(Records contained in a dataset)
— Begin —
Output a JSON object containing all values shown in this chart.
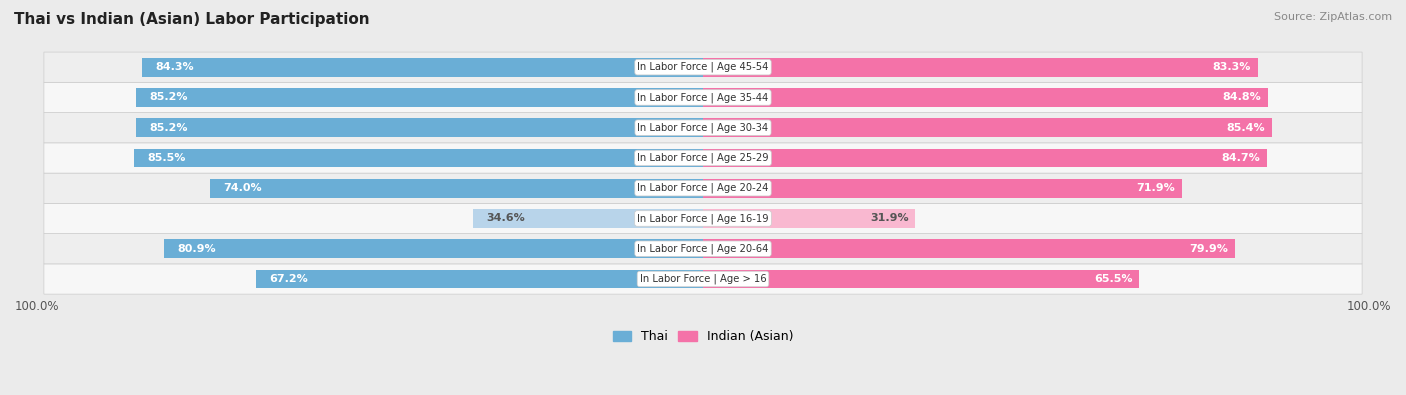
{
  "title": "Thai vs Indian (Asian) Labor Participation",
  "source": "Source: ZipAtlas.com",
  "categories": [
    "In Labor Force | Age > 16",
    "In Labor Force | Age 20-64",
    "In Labor Force | Age 16-19",
    "In Labor Force | Age 20-24",
    "In Labor Force | Age 25-29",
    "In Labor Force | Age 30-34",
    "In Labor Force | Age 35-44",
    "In Labor Force | Age 45-54"
  ],
  "thai_values": [
    67.2,
    80.9,
    34.6,
    74.0,
    85.5,
    85.2,
    85.2,
    84.3
  ],
  "indian_values": [
    65.5,
    79.9,
    31.9,
    71.9,
    84.7,
    85.4,
    84.8,
    83.3
  ],
  "thai_color_strong": "#6aaed6",
  "thai_color_light": "#b8d4ea",
  "indian_color_strong": "#f472a8",
  "indian_color_light": "#f9b8d0",
  "bg_color": "#ebebeb",
  "row_colors": [
    "#f7f7f7",
    "#eeeeee"
  ],
  "bar_height": 0.62,
  "legend_thai": "Thai",
  "legend_indian": "Indian (Asian)",
  "threshold_light": 50
}
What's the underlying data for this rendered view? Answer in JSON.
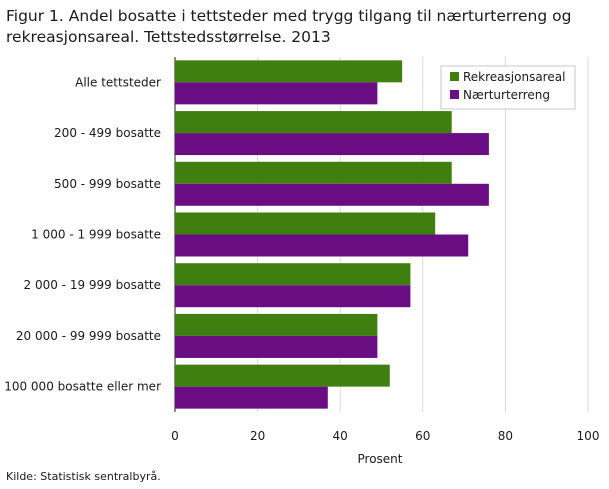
{
  "figure": {
    "title": "Figur 1. Andel bosatte i tettsteder med trygg tilgang til nærturterreng og rekreasjonsareal. Tettstedsstørrelse. 2013",
    "source": "Kilde: Statistisk sentralbyrå."
  },
  "chart_data": {
    "type": "bar",
    "orientation": "horizontal",
    "title": "Figur 1. Andel bosatte i tettsteder med trygg tilgang til nærturterreng og rekreasjonsareal. Tettstedsstørrelse. 2013",
    "categories": [
      "Alle tettsteder",
      "200 - 499 bosatte",
      "500 - 999 bosatte",
      "1 000 - 1 999 bosatte",
      "2 000 - 19 999 bosatte",
      "20 000 - 99 999 bosatte",
      "100 000 bosatte eller mer"
    ],
    "series": [
      {
        "name": "Rekreasjonsareal",
        "color": "#3f7f10",
        "values": [
          55,
          67,
          67,
          63,
          57,
          49,
          52
        ]
      },
      {
        "name": "Nærturterreng",
        "color": "#6a0d82",
        "values": [
          49,
          76,
          76,
          71,
          57,
          49,
          37
        ]
      }
    ],
    "xlabel": "Prosent",
    "ylabel": "",
    "xlim": [
      0,
      100
    ],
    "xticks": [
      "0",
      "20",
      "40",
      "60",
      "80",
      "100"
    ],
    "grid": true,
    "legend": "top-right"
  }
}
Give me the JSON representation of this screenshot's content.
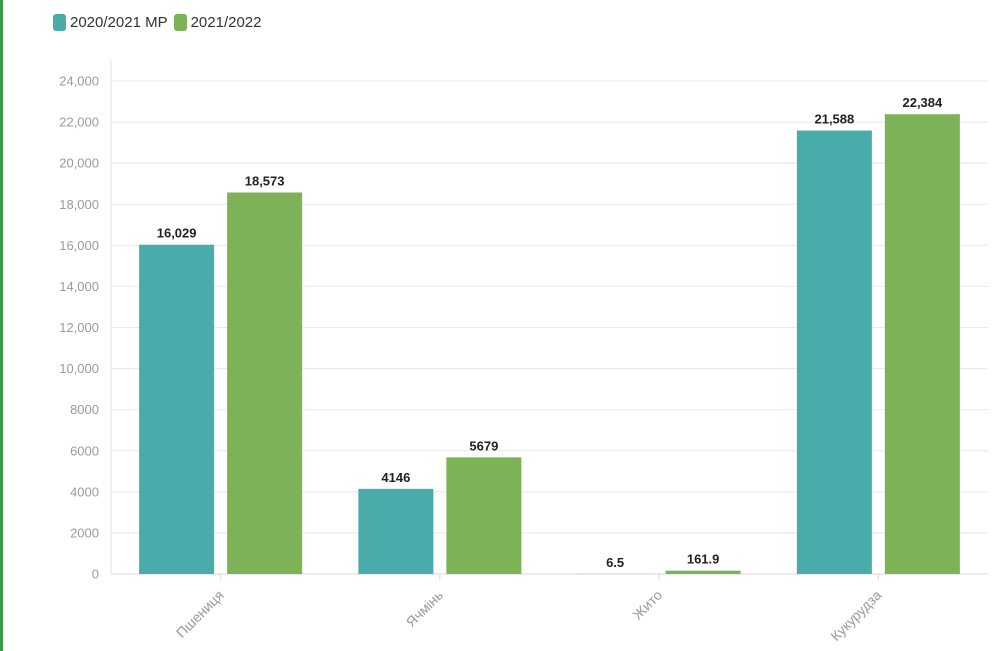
{
  "chart_data": {
    "type": "bar",
    "categories": [
      "Пшениця",
      "Ячмінь",
      "Жито",
      "Кукурудза"
    ],
    "series": [
      {
        "name": "2020/2021 МР",
        "color": "#4aabab",
        "values": [
          16029,
          4146,
          6.5,
          21588
        ],
        "labels": [
          "16,029",
          "4146",
          "6.5",
          "21,588"
        ]
      },
      {
        "name": "2021/2022",
        "color": "#7db356",
        "values": [
          18573,
          5679,
          161.9,
          22384
        ],
        "labels": [
          "18,573",
          "5679",
          "161.9",
          "22,384"
        ]
      }
    ],
    "ylim": [
      0,
      24000
    ],
    "yticks": [
      0,
      2000,
      4000,
      6000,
      8000,
      10000,
      12000,
      14000,
      16000,
      18000,
      20000,
      22000,
      24000
    ],
    "ytick_labels": [
      "0",
      "2000",
      "4000",
      "6000",
      "8000",
      "10,000",
      "12,000",
      "14,000",
      "16,000",
      "18,000",
      "20,000",
      "22,000",
      "24,000"
    ],
    "grid": true,
    "legend_position": "top-left",
    "xlabel": "",
    "ylabel": ""
  }
}
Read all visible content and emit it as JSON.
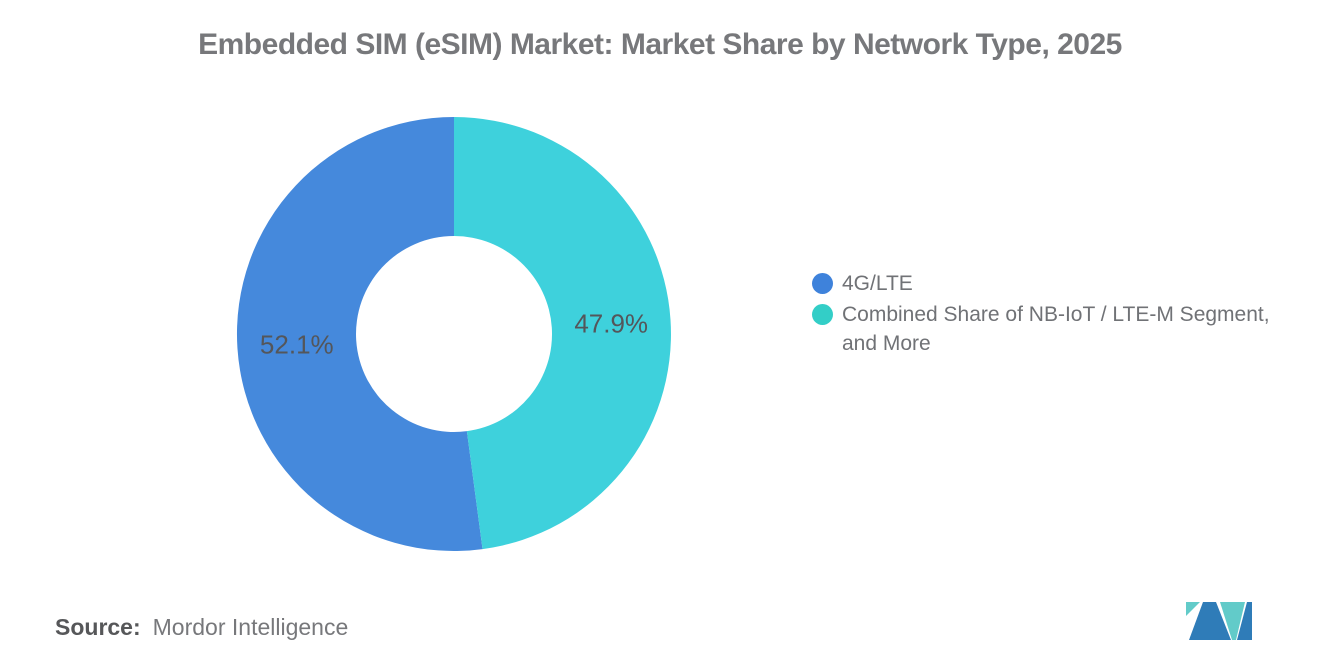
{
  "chart_data": {
    "type": "pie",
    "variant": "donut",
    "title": "Embedded SIM (eSIM) Market: Market Share by Network Type, 2025",
    "series": [
      {
        "name": "4G/LTE",
        "value": 52.1,
        "data_label": "52.1%",
        "color": "#4589DC"
      },
      {
        "name": "Combined Share of NB-IoT / LTE-M Segment, and More",
        "value": 47.9,
        "data_label": "47.9%",
        "color": "#3ED1DC"
      }
    ],
    "start_angle": "top",
    "direction": "counterclockwise",
    "donut_hole_ratio": 0.45,
    "legend_position": "right",
    "data_label_color": "#54565a",
    "background": "#ffffff"
  },
  "legend": {
    "items": [
      {
        "label": "4G/LTE",
        "marker_color": "#3E82DB"
      },
      {
        "label": "Combined Share of NB-IoT / LTE-M Segment, and More",
        "marker_color": "#33CEC7"
      }
    ]
  },
  "footer": {
    "source_label": "Source:",
    "source_value": "Mordor Intelligence"
  },
  "logo": {
    "name": "mordor-intelligence-logo",
    "blue": "#2F7CB8",
    "teal": "#62CBC9"
  }
}
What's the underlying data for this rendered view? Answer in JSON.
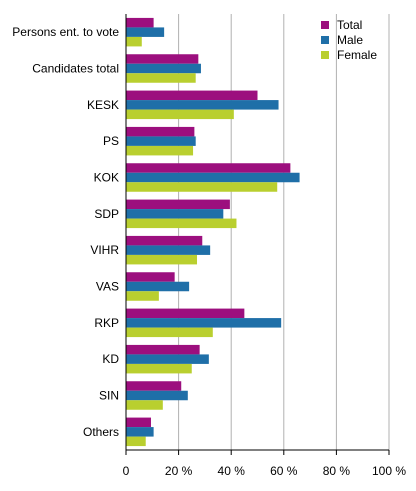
{
  "chart_data": {
    "type": "bar",
    "orientation": "horizontal",
    "categories": [
      "Persons ent. to vote",
      "Candidates total",
      "KESK",
      "PS",
      "KOK",
      "SDP",
      "VIHR",
      "VAS",
      "RKP",
      "KD",
      "SIN",
      "Others"
    ],
    "series": [
      {
        "name": "Total",
        "color": "#9c0f7e",
        "values": [
          10.5,
          27.5,
          50,
          26,
          62.5,
          39.5,
          29,
          18.5,
          45,
          28,
          21,
          9.5
        ]
      },
      {
        "name": "Male",
        "color": "#1f6fa8",
        "values": [
          14.5,
          28.5,
          58,
          26.5,
          66,
          37,
          32,
          24,
          59,
          31.5,
          23.5,
          10.5
        ]
      },
      {
        "name": "Female",
        "color": "#b9cf2f",
        "values": [
          6,
          26.5,
          41,
          25.5,
          57.5,
          42,
          27,
          12.5,
          33,
          25,
          14,
          7.5
        ]
      }
    ],
    "xlim": [
      0,
      100
    ],
    "xticks": [
      "0",
      "20 %",
      "40 %",
      "60 %",
      "80 %",
      "100 %"
    ],
    "grid": "vertical",
    "legend": "top-right"
  }
}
— End —
#### Exercise objective
Give an exact reproduction of every line, leaving out any picture.

#### Answer to this task
Output a JSON object containing all values shown in this chart.
{
  "title": "Thai vs Indian (Asian) Labor Participation",
  "source": "Source: ZipAtlas.com",
  "categories": [
    "In Labor Force | Age > 16",
    "In Labor Force | Age 20-64",
    "In Labor Force | Age 16-19",
    "In Labor Force | Age 20-24",
    "In Labor Force | Age 25-29",
    "In Labor Force | Age 30-34",
    "In Labor Force | Age 35-44",
    "In Labor Force | Age 45-54"
  ],
  "thai_values": [
    67.2,
    80.9,
    34.6,
    74.0,
    85.5,
    85.2,
    85.2,
    84.3
  ],
  "indian_values": [
    65.5,
    79.9,
    31.9,
    71.9,
    84.7,
    85.4,
    84.8,
    83.3
  ],
  "thai_color_strong": "#6aaed6",
  "thai_color_light": "#b8d4ea",
  "indian_color_strong": "#f472a8",
  "indian_color_light": "#f9b8d0",
  "bg_color": "#ebebeb",
  "row_colors": [
    "#f7f7f7",
    "#eeeeee"
  ],
  "bar_height": 0.62,
  "legend_thai": "Thai",
  "legend_indian": "Indian (Asian)",
  "threshold_light": 50
}
What's the underlying data for this rendered view? Answer in JSON.
{
  "figure": {
    "title": "Figur 1. Andel bosatte i tettsteder med trygg tilgang til nærturterreng og rekreasjonsareal. Tettstedsstørrelse. 2013",
    "source": "Kilde: Statistisk sentralbyrå."
  },
  "chart_data": {
    "type": "bar",
    "orientation": "horizontal",
    "title": "Figur 1. Andel bosatte i tettsteder med trygg tilgang til nærturterreng og rekreasjonsareal. Tettstedsstørrelse. 2013",
    "categories": [
      "Alle tettsteder",
      "200 - 499 bosatte",
      "500 - 999 bosatte",
      "1 000 - 1 999 bosatte",
      "2 000 - 19 999 bosatte",
      "20 000 - 99 999 bosatte",
      "100 000 bosatte eller mer"
    ],
    "series": [
      {
        "name": "Rekreasjonsareal",
        "color": "#3f7f10",
        "values": [
          55,
          67,
          67,
          63,
          57,
          49,
          52
        ]
      },
      {
        "name": "Nærturterreng",
        "color": "#6a0d82",
        "values": [
          49,
          76,
          76,
          71,
          57,
          49,
          37
        ]
      }
    ],
    "xlabel": "Prosent",
    "ylabel": "",
    "xlim": [
      0,
      100
    ],
    "xticks": [
      "0",
      "20",
      "40",
      "60",
      "80",
      "100"
    ],
    "grid": true,
    "legend": "top-right"
  }
}
Give me the JSON representation of this screenshot's content.
{
  "chart_data": {
    "type": "bar",
    "categories": [
      "Пшениця",
      "Ячмінь",
      "Жито",
      "Кукурудза"
    ],
    "series": [
      {
        "name": "2020/2021 МР",
        "color": "#4aabab",
        "values": [
          16029,
          4146,
          6.5,
          21588
        ],
        "labels": [
          "16,029",
          "4146",
          "6.5",
          "21,588"
        ]
      },
      {
        "name": "2021/2022",
        "color": "#7db356",
        "values": [
          18573,
          5679,
          161.9,
          22384
        ],
        "labels": [
          "18,573",
          "5679",
          "161.9",
          "22,384"
        ]
      }
    ],
    "ylim": [
      0,
      24000
    ],
    "yticks": [
      0,
      2000,
      4000,
      6000,
      8000,
      10000,
      12000,
      14000,
      16000,
      18000,
      20000,
      22000,
      24000
    ],
    "ytick_labels": [
      "0",
      "2000",
      "4000",
      "6000",
      "8000",
      "10,000",
      "12,000",
      "14,000",
      "16,000",
      "18,000",
      "20,000",
      "22,000",
      "24,000"
    ],
    "grid": true,
    "legend_position": "top-left",
    "xlabel": "",
    "ylabel": ""
  }
}
Read all visible content and emit it as JSON.
{
  "chart_data": {
    "type": "pie",
    "variant": "donut",
    "title": "Embedded SIM (eSIM) Market: Market Share by Network Type, 2025",
    "series": [
      {
        "name": "4G/LTE",
        "value": 52.1,
        "data_label": "52.1%",
        "color": "#4589DC"
      },
      {
        "name": "Combined Share of NB-IoT / LTE-M Segment, and More",
        "value": 47.9,
        "data_label": "47.9%",
        "color": "#3ED1DC"
      }
    ],
    "start_angle": "top",
    "direction": "counterclockwise",
    "donut_hole_ratio": 0.45,
    "legend_position": "right",
    "data_label_color": "#54565a",
    "background": "#ffffff"
  },
  "legend": {
    "items": [
      {
        "label": "4G/LTE",
        "marker_color": "#3E82DB"
      },
      {
        "label": "Combined Share of NB-IoT / LTE-M Segment, and More",
        "marker_color": "#33CEC7"
      }
    ]
  },
  "footer": {
    "source_label": "Source:",
    "source_value": "Mordor Intelligence"
  },
  "logo": {
    "name": "mordor-intelligence-logo",
    "blue": "#2F7CB8",
    "teal": "#62CBC9"
  }
}
What's the underlying data for this rendered view? Answer in JSON.
{
  "chart_data": {
    "type": "bar",
    "orientation": "horizontal",
    "categories": [
      "Persons ent. to vote",
      "Candidates total",
      "KESK",
      "PS",
      "KOK",
      "SDP",
      "VIHR",
      "VAS",
      "RKP",
      "KD",
      "SIN",
      "Others"
    ],
    "series": [
      {
        "name": "Total",
        "color": "#9c0f7e",
        "values": [
          10.5,
          27.5,
          50,
          26,
          62.5,
          39.5,
          29,
          18.5,
          45,
          28,
          21,
          9.5
        ]
      },
      {
        "name": "Male",
        "color": "#1f6fa8",
        "values": [
          14.5,
          28.5,
          58,
          26.5,
          66,
          37,
          32,
          24,
          59,
          31.5,
          23.5,
          10.5
        ]
      },
      {
        "name": "Female",
        "color": "#b9cf2f",
        "values": [
          6,
          26.5,
          41,
          25.5,
          57.5,
          42,
          27,
          12.5,
          33,
          25,
          14,
          7.5
        ]
      }
    ],
    "xlim": [
      0,
      100
    ],
    "xticks": [
      "0",
      "20 %",
      "40 %",
      "60 %",
      "80 %",
      "100 %"
    ],
    "grid": "vertical",
    "legend": "top-right"
  }
}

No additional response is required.